## Available records
______________________________

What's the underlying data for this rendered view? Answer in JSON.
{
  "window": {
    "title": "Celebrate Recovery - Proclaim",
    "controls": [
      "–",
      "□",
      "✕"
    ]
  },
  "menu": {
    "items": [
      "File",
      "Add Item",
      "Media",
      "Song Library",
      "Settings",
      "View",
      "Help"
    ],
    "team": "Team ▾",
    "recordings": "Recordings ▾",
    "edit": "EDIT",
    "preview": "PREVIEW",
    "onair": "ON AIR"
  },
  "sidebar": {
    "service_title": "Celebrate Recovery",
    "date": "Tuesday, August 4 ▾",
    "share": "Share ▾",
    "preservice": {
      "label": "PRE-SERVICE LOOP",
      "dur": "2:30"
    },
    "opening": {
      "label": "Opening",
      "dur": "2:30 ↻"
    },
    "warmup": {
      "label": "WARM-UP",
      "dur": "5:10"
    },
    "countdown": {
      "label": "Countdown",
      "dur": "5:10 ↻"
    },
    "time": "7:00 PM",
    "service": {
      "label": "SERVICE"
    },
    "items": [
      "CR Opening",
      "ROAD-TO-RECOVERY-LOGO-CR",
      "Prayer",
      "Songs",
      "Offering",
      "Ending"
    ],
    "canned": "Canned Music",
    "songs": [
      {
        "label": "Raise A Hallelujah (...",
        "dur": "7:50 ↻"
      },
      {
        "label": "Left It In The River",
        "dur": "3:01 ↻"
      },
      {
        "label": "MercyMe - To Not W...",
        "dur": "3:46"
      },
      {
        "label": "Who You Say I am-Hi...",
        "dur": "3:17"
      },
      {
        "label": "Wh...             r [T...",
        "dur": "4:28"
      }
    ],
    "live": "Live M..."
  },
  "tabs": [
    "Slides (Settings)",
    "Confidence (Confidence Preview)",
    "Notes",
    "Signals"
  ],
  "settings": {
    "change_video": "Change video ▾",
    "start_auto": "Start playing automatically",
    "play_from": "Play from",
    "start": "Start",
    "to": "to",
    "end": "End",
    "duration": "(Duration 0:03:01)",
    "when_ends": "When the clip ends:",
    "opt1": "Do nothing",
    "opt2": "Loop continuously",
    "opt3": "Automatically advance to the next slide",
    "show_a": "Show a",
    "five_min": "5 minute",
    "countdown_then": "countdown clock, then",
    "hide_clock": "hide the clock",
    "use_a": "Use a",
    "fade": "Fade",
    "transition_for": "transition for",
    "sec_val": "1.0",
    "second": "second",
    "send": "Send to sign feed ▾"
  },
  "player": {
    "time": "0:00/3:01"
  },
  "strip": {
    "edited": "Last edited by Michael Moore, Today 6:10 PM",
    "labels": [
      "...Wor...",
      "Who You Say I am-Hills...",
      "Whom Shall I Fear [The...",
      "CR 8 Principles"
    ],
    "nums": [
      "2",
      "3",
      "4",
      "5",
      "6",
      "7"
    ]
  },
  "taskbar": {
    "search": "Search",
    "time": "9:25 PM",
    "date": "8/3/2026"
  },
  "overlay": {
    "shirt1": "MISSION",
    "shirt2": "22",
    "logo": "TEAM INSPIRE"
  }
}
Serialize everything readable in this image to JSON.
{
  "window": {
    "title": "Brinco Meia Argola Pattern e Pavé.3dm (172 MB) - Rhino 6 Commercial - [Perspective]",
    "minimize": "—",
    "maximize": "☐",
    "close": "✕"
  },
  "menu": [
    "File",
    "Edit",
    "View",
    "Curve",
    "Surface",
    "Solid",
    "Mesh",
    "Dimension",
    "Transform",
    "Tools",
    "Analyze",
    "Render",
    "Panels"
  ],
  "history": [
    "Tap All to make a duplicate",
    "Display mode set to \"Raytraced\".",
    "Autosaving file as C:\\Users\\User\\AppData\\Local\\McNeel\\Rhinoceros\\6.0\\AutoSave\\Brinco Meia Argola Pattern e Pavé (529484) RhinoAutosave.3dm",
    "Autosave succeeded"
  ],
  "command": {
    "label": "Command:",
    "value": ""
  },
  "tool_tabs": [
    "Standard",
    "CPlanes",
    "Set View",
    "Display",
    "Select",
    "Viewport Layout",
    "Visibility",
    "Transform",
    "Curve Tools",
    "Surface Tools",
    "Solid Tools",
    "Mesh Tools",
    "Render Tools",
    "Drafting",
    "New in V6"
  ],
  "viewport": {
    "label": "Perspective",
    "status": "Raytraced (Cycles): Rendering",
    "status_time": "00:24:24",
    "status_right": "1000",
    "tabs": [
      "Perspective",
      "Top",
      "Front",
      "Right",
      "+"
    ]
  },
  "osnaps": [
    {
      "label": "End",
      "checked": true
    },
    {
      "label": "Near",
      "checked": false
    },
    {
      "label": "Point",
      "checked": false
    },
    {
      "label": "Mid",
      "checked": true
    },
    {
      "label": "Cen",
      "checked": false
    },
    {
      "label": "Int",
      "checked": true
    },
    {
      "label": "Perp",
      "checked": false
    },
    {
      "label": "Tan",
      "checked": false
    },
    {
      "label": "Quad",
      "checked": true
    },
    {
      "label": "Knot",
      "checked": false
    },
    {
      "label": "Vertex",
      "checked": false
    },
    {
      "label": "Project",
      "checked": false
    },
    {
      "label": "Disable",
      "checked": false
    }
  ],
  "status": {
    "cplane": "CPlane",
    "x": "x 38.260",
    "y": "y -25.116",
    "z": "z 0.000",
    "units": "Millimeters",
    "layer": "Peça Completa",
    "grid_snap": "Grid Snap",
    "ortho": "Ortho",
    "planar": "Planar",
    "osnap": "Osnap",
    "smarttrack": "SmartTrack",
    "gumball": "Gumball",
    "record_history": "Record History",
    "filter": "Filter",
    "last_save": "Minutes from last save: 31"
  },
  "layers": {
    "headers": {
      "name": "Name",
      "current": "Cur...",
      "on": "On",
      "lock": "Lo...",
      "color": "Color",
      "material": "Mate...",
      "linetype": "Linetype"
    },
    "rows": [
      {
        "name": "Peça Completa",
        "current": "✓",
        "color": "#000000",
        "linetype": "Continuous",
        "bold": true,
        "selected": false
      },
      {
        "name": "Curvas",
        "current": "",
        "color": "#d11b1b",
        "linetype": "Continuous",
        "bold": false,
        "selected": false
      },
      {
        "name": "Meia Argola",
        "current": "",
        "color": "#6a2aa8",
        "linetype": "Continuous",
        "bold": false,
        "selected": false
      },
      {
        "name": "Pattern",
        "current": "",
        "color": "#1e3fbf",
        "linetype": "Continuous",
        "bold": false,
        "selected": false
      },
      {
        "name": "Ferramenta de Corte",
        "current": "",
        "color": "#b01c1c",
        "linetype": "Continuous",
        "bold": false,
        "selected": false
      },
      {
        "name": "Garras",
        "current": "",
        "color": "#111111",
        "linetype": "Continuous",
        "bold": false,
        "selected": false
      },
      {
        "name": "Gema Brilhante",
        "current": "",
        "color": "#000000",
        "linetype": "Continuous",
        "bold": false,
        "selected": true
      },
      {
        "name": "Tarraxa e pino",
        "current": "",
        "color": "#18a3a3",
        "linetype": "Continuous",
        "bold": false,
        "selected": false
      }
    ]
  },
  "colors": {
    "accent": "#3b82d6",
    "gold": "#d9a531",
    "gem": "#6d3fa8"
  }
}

______________________________

## Directions for this task
Transcribe the records above exactly as they appear.

## Right answer
What's the underlying data for this rendered view? Answer in JSON.
{
  "window": {
    "title": "Celebrate Recovery - Proclaim",
    "controls": [
      "–",
      "□",
      "✕"
    ]
  },
  "menu": {
    "items": [
      "File",
      "Add Item",
      "Media",
      "Song Library",
      "Settings",
      "View",
      "Help"
    ],
    "team": "Team ▾",
    "recordings": "Recordings ▾",
    "edit": "EDIT",
    "preview": "PREVIEW",
    "onair": "ON AIR"
  },
  "sidebar": {
    "service_title": "Celebrate Recovery",
    "date": "Tuesday, August 4 ▾",
    "share": "Share ▾",
    "preservice": {
      "label": "PRE-SERVICE LOOP",
      "dur": "2:30"
    },
    "opening": {
      "label": "Opening",
      "dur": "2:30 ↻"
    },
    "warmup": {
      "label": "WARM-UP",
      "dur": "5:10"
    },
    "countdown": {
      "label": "Countdown",
      "dur": "5:10 ↻"
    },
    "time": "7:00 PM",
    "service": {
      "label": "SERVICE"
    },
    "items": [
      "CR Opening",
      "ROAD-TO-RECOVERY-LOGO-CR",
      "Prayer",
      "Songs",
      "Offering",
      "Ending"
    ],
    "canned": "Canned Music",
    "songs": [
      {
        "label": "Raise A Hallelujah (...",
        "dur": "7:50 ↻"
      },
      {
        "label": "Left It In The River",
        "dur": "3:01 ↻"
      },
      {
        "label": "MercyMe - To Not W...",
        "dur": "3:46"
      },
      {
        "label": "Who You Say I am-Hi...",
        "dur": "3:17"
      },
      {
        "label": "Wh...             r [T...",
        "dur": "4:28"
      }
    ],
    "live": "Live M..."
  },
  "tabs": [
    "Slides (Settings)",
    "Confidence (Confidence Preview)",
    "Notes",
    "Signals"
  ],
  "settings": {
    "change_video": "Change video ▾",
    "start_auto": "Start playing automatically",
    "play_from": "Play from",
    "start": "Start",
    "to": "to",
    "end": "End",
    "duration": "(Duration 0:03:01)",
    "when_ends": "When the clip ends:",
    "opt1": "Do nothing",
    "opt2": "Loop continuously",
    "opt3": "Automatically advance to the next slide",
    "show_a": "Show a",
    "five_min": "5 minute",
    "countdown_then": "countdown clock, then",
    "hide_clock": "hide the clock",
    "use_a": "Use a",
    "fade": "Fade",
    "transition_for": "transition for",
    "sec_val": "1.0",
    "second": "second",
    "send": "Send to sign feed ▾"
  },
  "player": {
    "time": "0:00/3:01"
  },
  "strip": {
    "edited": "Last edited by Michael Moore, Today 6:10 PM",
    "labels": [
      "...Wor...",
      "Who You Say I am-Hills...",
      "Whom Shall I Fear [The...",
      "CR 8 Principles"
    ],
    "nums": [
      "2",
      "3",
      "4",
      "5",
      "6",
      "7"
    ]
  },
  "taskbar": {
    "search": "Search",
    "time": "9:25 PM",
    "date": "8/3/2026"
  },
  "overlay": {
    "shirt1": "MISSION",
    "shirt2": "22",
    "logo": "TEAM INSPIRE"
  }
}
Serialize everything readable in this image to JSON.
{
  "window": {
    "title": "Brinco Meia Argola Pattern e Pavé.3dm (172 MB) - Rhino 6 Commercial - [Perspective]",
    "minimize": "—",
    "maximize": "☐",
    "close": "✕"
  },
  "menu": [
    "File",
    "Edit",
    "View",
    "Curve",
    "Surface",
    "Solid",
    "Mesh",
    "Dimension",
    "Transform",
    "Tools",
    "Analyze",
    "Render",
    "Panels"
  ],
  "history": [
    "Tap All to make a duplicate",
    "Display mode set to \"Raytraced\".",
    "Autosaving file as C:\\Users\\User\\AppData\\Local\\McNeel\\Rhinoceros\\6.0\\AutoSave\\Brinco Meia Argola Pattern e Pavé (529484) RhinoAutosave.3dm",
    "Autosave succeeded"
  ],
  "command": {
    "label": "Command:",
    "value": ""
  },
  "tool_tabs": [
    "Standard",
    "CPlanes",
    "Set View",
    "Display",
    "Select",
    "Viewport Layout",
    "Visibility",
    "Transform",
    "Curve Tools",
    "Surface Tools",
    "Solid Tools",
    "Mesh Tools",
    "Render Tools",
    "Drafting",
    "New in V6"
  ],
  "viewport": {
    "label": "Perspective",
    "status": "Raytraced (Cycles): Rendering",
    "status_time": "00:24:24",
    "status_right": "1000",
    "tabs": [
      "Perspective",
      "Top",
      "Front",
      "Right",
      "+"
    ]
  },
  "osnaps": [
    {
      "label": "End",
      "checked": true
    },
    {
      "label": "Near",
      "checked": false
    },
    {
      "label": "Point",
      "checked": false
    },
    {
      "label": "Mid",
      "checked": true
    },
    {
      "label": "Cen",
      "checked": false
    },
    {
      "label": "Int",
      "checked": true
    },
    {
      "label": "Perp",
      "checked": false
    },
    {
      "label": "Tan",
      "checked": false
    },
    {
      "label": "Quad",
      "checked": true
    },
    {
      "label": "Knot",
      "checked": false
    },
    {
      "label": "Vertex",
      "checked": false
    },
    {
      "label": "Project",
      "checked": false
    },
    {
      "label": "Disable",
      "checked": false
    }
  ],
  "status": {
    "cplane": "CPlane",
    "x": "x 38.260",
    "y": "y -25.116",
    "z": "z 0.000",
    "units": "Millimeters",
    "layer": "Peça Completa",
    "grid_snap": "Grid Snap",
    "ortho": "Ortho",
    "planar": "Planar",
    "osnap": "Osnap",
    "smarttrack": "SmartTrack",
    "gumball": "Gumball",
    "record_history": "Record History",
    "filter": "Filter",
    "last_save": "Minutes from last save: 31"
  },
  "layers": {
    "headers": {
      "name": "Name",
      "current": "Cur...",
      "on": "On",
      "lock": "Lo...",
      "color": "Color",
      "material": "Mate...",
      "linetype": "Linetype"
    },
    "rows": [
      {
        "name": "Peça Completa",
        "current": "✓",
        "color": "#000000",
        "linetype": "Continuous",
        "bold": true,
        "selected": false
      },
      {
        "name": "Curvas",
        "current": "",
        "color": "#d11b1b",
        "linetype": "Continuous",
        "bold": false,
        "selected": false
      },
      {
        "name": "Meia Argola",
        "current": "",
        "color": "#6a2aa8",
        "linetype": "Continuous",
        "bold": false,
        "selected": false
      },
      {
        "name": "Pattern",
        "current": "",
        "color": "#1e3fbf",
        "linetype": "Continuous",
        "bold": false,
        "selected": false
      },
      {
        "name": "Ferramenta de Corte",
        "current": "",
        "color": "#b01c1c",
        "linetype": "Continuous",
        "bold": false,
        "selected": false
      },
      {
        "name": "Garras",
        "current": "",
        "color": "#111111",
        "linetype": "Continuous",
        "bold": false,
        "selected": false
      },
      {
        "name": "Gema Brilhante",
        "current": "",
        "color": "#000000",
        "linetype": "Continuous",
        "bold": false,
        "selected": true
      },
      {
        "name": "Tarraxa e pino",
        "current": "",
        "color": "#18a3a3",
        "linetype": "Continuous",
        "bold": false,
        "selected": false
      }
    ]
  },
  "colors": {
    "accent": "#3b82d6",
    "gold": "#d9a531",
    "gem": "#6d3fa8"
  }
}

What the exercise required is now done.